Exactly reproduce each line of the listing that follows.

▼▼▼

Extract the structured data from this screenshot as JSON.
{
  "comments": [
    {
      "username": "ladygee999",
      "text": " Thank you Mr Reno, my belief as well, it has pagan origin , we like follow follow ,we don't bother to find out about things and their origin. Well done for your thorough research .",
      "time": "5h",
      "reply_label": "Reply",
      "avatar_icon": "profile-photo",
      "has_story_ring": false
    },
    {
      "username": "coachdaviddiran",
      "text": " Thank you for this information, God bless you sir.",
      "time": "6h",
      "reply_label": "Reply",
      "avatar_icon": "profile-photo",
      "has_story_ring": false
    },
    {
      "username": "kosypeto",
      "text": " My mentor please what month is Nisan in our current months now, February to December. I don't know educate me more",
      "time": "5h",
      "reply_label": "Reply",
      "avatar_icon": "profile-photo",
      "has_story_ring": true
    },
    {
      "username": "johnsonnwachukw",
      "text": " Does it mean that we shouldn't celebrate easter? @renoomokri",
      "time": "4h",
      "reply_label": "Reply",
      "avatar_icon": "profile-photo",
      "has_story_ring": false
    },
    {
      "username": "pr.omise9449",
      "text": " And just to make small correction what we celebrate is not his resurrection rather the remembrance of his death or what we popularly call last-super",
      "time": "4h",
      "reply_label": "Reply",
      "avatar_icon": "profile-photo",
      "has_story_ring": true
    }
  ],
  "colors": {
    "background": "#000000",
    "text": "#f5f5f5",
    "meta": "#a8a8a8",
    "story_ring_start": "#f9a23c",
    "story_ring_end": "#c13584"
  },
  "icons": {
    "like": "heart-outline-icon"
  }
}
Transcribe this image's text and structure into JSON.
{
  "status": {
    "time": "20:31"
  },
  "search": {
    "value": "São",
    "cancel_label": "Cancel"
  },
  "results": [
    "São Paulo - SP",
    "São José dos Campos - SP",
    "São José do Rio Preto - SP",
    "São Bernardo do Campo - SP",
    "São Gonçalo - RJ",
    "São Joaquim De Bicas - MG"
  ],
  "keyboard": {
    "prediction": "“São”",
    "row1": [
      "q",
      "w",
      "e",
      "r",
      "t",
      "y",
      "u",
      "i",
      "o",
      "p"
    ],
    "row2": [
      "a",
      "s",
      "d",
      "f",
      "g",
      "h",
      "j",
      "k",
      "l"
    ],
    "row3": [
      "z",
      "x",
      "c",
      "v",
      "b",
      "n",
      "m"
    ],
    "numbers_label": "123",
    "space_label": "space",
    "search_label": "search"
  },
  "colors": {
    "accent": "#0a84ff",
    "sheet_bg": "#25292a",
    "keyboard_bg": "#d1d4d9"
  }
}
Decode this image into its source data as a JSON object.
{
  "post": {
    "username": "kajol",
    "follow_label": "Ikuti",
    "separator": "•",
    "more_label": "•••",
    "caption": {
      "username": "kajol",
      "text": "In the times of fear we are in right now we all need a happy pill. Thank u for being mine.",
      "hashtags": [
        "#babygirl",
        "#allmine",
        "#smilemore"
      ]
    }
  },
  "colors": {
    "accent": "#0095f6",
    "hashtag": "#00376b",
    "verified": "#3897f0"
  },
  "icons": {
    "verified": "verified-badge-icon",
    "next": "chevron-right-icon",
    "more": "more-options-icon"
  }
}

▲▲▲

:: Expected output ::
Extract the structured data from this screenshot as JSON.
{
  "comments": [
    {
      "username": "ladygee999",
      "text": " Thank you Mr Reno, my belief as well, it has pagan origin , we like follow follow ,we don't bother to find out about things and their origin. Well done for your thorough research .",
      "time": "5h",
      "reply_label": "Reply",
      "avatar_icon": "profile-photo",
      "has_story_ring": false
    },
    {
      "username": "coachdaviddiran",
      "text": " Thank you for this information, God bless you sir.",
      "time": "6h",
      "reply_label": "Reply",
      "avatar_icon": "profile-photo",
      "has_story_ring": false
    },
    {
      "username": "kosypeto",
      "text": " My mentor please what month is Nisan in our current months now, February to December. I don't know educate me more",
      "time": "5h",
      "reply_label": "Reply",
      "avatar_icon": "profile-photo",
      "has_story_ring": true
    },
    {
      "username": "johnsonnwachukw",
      "text": " Does it mean that we shouldn't celebrate easter? @renoomokri",
      "time": "4h",
      "reply_label": "Reply",
      "avatar_icon": "profile-photo",
      "has_story_ring": false
    },
    {
      "username": "pr.omise9449",
      "text": " And just to make small correction what we celebrate is not his resurrection rather the remembrance of his death or what we popularly call last-super",
      "time": "4h",
      "reply_label": "Reply",
      "avatar_icon": "profile-photo",
      "has_story_ring": true
    }
  ],
  "colors": {
    "background": "#000000",
    "text": "#f5f5f5",
    "meta": "#a8a8a8",
    "story_ring_start": "#f9a23c",
    "story_ring_end": "#c13584"
  },
  "icons": {
    "like": "heart-outline-icon"
  }
}
Transcribe this image's text and structure into JSON.
{
  "status": {
    "time": "20:31"
  },
  "search": {
    "value": "São",
    "cancel_label": "Cancel"
  },
  "results": [
    "São Paulo - SP",
    "São José dos Campos - SP",
    "São José do Rio Preto - SP",
    "São Bernardo do Campo - SP",
    "São Gonçalo - RJ",
    "São Joaquim De Bicas - MG"
  ],
  "keyboard": {
    "prediction": "“São”",
    "row1": [
      "q",
      "w",
      "e",
      "r",
      "t",
      "y",
      "u",
      "i",
      "o",
      "p"
    ],
    "row2": [
      "a",
      "s",
      "d",
      "f",
      "g",
      "h",
      "j",
      "k",
      "l"
    ],
    "row3": [
      "z",
      "x",
      "c",
      "v",
      "b",
      "n",
      "m"
    ],
    "numbers_label": "123",
    "space_label": "space",
    "search_label": "search"
  },
  "colors": {
    "accent": "#0a84ff",
    "sheet_bg": "#25292a",
    "keyboard_bg": "#d1d4d9"
  }
}
Decode this image into its source data as a JSON object.
{
  "post": {
    "username": "kajol",
    "follow_label": "Ikuti",
    "separator": "•",
    "more_label": "•••",
    "caption": {
      "username": "kajol",
      "text": "In the times of fear we are in right now we all need a happy pill. Thank u for being mine.",
      "hashtags": [
        "#babygirl",
        "#allmine",
        "#smilemore"
      ]
    }
  },
  "colors": {
    "accent": "#0095f6",
    "hashtag": "#00376b",
    "verified": "#3897f0"
  },
  "icons": {
    "verified": "verified-badge-icon",
    "next": "chevron-right-icon",
    "more": "more-options-icon"
  }
}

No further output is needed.